-- Start --
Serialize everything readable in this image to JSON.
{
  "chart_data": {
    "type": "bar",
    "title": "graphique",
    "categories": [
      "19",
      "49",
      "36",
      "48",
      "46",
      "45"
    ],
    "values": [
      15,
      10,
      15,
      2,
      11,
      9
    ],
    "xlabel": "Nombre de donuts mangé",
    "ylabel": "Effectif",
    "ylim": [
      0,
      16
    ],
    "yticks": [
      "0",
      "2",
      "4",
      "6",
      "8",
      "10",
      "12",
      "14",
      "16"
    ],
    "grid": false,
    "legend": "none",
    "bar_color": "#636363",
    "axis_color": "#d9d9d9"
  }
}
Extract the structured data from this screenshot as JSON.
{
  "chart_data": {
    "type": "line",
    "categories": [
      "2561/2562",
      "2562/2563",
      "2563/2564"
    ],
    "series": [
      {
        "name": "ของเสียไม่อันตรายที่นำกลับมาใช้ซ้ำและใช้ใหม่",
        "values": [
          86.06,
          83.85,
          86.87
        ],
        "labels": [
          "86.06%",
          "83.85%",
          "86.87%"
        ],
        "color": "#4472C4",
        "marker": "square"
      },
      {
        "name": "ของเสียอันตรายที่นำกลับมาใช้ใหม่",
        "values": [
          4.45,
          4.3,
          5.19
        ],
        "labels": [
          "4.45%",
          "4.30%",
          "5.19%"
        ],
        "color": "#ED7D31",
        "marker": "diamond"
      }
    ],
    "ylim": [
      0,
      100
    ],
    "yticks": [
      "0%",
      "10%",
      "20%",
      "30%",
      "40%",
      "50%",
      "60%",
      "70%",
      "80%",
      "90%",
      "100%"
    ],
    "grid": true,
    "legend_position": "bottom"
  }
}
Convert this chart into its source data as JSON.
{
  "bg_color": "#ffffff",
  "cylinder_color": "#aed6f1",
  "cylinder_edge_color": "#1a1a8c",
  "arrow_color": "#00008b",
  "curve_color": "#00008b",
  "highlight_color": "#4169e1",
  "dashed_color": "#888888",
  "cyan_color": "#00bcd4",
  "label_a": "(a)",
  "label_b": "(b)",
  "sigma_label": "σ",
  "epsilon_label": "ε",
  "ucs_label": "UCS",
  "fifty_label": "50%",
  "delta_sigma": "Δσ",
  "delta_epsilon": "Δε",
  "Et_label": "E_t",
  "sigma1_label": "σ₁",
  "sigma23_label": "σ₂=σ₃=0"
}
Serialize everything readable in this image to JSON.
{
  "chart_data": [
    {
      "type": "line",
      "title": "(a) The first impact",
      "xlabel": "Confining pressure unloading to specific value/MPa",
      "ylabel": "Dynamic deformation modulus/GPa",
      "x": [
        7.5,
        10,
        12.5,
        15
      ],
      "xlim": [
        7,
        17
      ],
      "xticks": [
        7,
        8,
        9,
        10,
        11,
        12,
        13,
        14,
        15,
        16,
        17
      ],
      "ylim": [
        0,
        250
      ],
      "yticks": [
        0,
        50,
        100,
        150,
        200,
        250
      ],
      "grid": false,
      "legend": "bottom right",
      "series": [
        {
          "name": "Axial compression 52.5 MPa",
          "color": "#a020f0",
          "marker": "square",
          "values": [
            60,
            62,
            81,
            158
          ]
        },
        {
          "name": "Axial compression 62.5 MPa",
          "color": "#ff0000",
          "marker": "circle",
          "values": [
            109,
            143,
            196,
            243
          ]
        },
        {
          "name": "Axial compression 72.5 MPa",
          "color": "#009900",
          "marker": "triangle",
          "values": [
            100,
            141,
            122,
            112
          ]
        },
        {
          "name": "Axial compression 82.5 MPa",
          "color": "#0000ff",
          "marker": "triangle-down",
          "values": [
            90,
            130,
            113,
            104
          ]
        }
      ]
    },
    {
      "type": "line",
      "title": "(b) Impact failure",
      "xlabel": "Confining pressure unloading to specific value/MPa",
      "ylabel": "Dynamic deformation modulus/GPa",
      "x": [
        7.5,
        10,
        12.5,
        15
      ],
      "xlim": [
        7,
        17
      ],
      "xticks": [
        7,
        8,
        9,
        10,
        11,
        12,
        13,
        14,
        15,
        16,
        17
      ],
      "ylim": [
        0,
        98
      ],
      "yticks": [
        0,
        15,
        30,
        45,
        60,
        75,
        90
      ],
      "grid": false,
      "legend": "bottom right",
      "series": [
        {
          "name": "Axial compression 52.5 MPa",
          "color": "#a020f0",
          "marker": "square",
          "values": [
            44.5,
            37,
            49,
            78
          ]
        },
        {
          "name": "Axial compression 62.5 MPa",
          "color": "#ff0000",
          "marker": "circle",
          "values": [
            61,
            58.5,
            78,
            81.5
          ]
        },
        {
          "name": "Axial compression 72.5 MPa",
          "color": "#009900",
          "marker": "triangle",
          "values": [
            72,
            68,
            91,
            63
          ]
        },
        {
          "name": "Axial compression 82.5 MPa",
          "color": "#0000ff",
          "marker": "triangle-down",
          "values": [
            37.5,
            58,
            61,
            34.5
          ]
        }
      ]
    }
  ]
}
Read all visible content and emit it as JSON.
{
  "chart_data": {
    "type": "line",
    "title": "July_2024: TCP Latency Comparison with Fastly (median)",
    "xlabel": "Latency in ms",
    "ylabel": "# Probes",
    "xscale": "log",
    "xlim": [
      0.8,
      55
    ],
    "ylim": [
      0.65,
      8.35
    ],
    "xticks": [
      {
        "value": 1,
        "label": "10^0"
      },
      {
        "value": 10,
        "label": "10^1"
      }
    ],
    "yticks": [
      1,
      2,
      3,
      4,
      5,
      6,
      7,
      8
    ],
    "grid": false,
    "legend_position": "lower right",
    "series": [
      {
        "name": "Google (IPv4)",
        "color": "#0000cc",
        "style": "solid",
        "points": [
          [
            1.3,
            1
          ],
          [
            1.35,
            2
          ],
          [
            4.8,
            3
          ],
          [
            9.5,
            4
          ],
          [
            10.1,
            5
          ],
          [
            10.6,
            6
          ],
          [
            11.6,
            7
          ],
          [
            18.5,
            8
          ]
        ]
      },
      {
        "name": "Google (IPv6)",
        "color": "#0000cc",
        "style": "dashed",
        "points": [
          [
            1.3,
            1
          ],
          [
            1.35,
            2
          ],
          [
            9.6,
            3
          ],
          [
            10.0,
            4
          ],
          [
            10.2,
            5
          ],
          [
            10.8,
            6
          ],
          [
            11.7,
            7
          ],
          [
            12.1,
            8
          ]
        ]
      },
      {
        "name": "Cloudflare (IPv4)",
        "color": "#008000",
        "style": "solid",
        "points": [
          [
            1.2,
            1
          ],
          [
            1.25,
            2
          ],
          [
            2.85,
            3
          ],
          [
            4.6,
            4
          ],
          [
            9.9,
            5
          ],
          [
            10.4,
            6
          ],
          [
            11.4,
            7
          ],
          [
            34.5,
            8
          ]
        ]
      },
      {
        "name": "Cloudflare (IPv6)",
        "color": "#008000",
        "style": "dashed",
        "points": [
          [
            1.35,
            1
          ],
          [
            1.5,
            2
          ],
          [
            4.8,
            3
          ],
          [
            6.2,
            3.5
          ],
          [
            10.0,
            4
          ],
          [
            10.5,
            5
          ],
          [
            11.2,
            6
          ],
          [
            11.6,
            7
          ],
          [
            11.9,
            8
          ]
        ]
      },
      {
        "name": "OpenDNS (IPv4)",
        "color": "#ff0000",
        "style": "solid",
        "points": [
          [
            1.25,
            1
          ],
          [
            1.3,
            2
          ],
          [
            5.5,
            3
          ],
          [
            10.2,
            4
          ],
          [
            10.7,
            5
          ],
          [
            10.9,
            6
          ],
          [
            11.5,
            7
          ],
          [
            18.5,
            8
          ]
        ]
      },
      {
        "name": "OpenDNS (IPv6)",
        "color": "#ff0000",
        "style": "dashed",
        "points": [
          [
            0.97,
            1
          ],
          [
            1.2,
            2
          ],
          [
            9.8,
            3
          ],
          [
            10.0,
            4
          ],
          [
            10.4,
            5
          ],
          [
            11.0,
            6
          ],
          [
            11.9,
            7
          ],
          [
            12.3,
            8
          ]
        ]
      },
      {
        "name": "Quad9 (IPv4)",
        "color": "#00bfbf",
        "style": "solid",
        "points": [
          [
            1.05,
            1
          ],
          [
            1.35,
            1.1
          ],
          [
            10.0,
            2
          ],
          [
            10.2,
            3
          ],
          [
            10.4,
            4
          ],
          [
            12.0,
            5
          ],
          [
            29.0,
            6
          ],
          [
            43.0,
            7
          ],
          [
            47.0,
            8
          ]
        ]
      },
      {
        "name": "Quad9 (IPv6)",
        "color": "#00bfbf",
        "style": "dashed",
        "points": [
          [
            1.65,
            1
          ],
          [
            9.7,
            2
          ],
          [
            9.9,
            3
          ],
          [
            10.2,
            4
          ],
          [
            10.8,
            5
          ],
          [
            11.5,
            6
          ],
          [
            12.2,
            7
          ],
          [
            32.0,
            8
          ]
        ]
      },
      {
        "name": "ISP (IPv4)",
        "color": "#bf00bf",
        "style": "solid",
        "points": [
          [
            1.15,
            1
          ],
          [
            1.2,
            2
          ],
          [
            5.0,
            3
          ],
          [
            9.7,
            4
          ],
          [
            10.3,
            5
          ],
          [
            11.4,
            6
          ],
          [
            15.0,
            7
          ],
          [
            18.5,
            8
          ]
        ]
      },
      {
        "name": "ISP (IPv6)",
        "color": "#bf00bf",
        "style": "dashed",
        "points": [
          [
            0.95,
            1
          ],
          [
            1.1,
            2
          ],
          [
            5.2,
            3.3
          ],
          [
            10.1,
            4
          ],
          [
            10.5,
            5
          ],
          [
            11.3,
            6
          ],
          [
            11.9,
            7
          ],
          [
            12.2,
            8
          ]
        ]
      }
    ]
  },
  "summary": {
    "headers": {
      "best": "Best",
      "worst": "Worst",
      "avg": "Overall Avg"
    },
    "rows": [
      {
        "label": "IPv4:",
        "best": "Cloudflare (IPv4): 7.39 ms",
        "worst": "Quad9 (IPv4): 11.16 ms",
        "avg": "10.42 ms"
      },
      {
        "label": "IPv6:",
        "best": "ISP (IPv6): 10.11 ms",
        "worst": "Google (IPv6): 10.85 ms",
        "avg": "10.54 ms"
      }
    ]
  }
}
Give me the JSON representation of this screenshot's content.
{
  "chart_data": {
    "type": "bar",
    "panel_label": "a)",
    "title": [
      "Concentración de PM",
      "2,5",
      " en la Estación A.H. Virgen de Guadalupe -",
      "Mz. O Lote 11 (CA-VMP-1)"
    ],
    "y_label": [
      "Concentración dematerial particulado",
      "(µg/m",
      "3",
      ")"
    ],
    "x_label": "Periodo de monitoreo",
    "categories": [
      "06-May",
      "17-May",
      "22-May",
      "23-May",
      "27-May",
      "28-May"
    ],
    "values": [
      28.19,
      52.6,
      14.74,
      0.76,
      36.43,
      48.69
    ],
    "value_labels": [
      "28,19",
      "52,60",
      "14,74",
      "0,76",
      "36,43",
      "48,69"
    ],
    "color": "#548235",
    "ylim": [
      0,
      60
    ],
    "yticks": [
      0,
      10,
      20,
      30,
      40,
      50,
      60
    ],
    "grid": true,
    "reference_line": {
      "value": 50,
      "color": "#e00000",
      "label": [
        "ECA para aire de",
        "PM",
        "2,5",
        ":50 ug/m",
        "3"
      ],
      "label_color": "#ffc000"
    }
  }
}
-- End --
Search the listing for the word "Latency". Copy every line in which it occurs.

§ Response to this task
    "title": "July_2024: TCP Latency Comparison with Fastly (median)",
    "xlabel": "Latency in ms",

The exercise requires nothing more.